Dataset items
--- BEGIN ---
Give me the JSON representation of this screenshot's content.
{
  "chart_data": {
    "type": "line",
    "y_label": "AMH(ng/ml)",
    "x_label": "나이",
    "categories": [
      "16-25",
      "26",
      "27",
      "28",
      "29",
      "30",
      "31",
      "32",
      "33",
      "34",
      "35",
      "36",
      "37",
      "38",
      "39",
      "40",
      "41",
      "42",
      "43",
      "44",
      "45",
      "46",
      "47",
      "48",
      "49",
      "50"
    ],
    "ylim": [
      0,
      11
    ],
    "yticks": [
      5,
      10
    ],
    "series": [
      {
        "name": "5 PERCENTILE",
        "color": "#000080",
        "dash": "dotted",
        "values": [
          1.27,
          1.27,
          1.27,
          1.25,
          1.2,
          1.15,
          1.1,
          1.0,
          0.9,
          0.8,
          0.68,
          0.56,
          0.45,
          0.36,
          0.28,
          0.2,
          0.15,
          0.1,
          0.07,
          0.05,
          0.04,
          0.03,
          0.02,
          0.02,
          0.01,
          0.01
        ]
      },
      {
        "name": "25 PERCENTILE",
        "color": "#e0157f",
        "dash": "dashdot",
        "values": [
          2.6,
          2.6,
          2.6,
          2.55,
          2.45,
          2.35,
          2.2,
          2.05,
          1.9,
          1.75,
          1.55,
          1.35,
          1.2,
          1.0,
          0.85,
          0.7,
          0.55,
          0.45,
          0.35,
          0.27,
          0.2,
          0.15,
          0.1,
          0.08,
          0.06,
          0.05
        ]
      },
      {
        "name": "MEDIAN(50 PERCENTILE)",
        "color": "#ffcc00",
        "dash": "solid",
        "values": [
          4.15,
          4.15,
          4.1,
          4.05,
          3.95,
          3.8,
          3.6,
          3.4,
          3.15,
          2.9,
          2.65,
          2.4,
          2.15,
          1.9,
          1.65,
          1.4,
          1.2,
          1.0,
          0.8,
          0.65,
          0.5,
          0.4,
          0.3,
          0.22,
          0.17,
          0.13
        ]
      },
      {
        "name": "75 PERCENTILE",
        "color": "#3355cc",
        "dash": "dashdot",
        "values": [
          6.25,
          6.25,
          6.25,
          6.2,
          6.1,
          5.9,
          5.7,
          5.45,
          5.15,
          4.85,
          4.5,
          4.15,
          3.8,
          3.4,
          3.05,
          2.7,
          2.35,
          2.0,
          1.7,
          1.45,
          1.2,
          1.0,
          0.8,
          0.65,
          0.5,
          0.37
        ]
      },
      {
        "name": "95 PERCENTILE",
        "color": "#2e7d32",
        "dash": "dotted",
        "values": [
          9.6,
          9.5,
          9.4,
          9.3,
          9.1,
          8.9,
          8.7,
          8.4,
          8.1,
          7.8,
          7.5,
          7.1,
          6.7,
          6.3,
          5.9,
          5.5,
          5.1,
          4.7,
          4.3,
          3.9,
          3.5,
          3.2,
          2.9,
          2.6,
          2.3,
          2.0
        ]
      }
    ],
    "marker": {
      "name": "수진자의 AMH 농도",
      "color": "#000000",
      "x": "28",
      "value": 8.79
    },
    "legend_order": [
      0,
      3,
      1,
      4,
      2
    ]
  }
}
--- END ---
Copy every line of the data that holds the string "PERCENTILE".

        "name": "5 PERCENTILE",
        "name": "25 PERCENTILE",
        "name": "MEDIAN(50 PERCENTILE)",
        "name": "75 PERCENTILE",
        "name": "95 PERCENTILE",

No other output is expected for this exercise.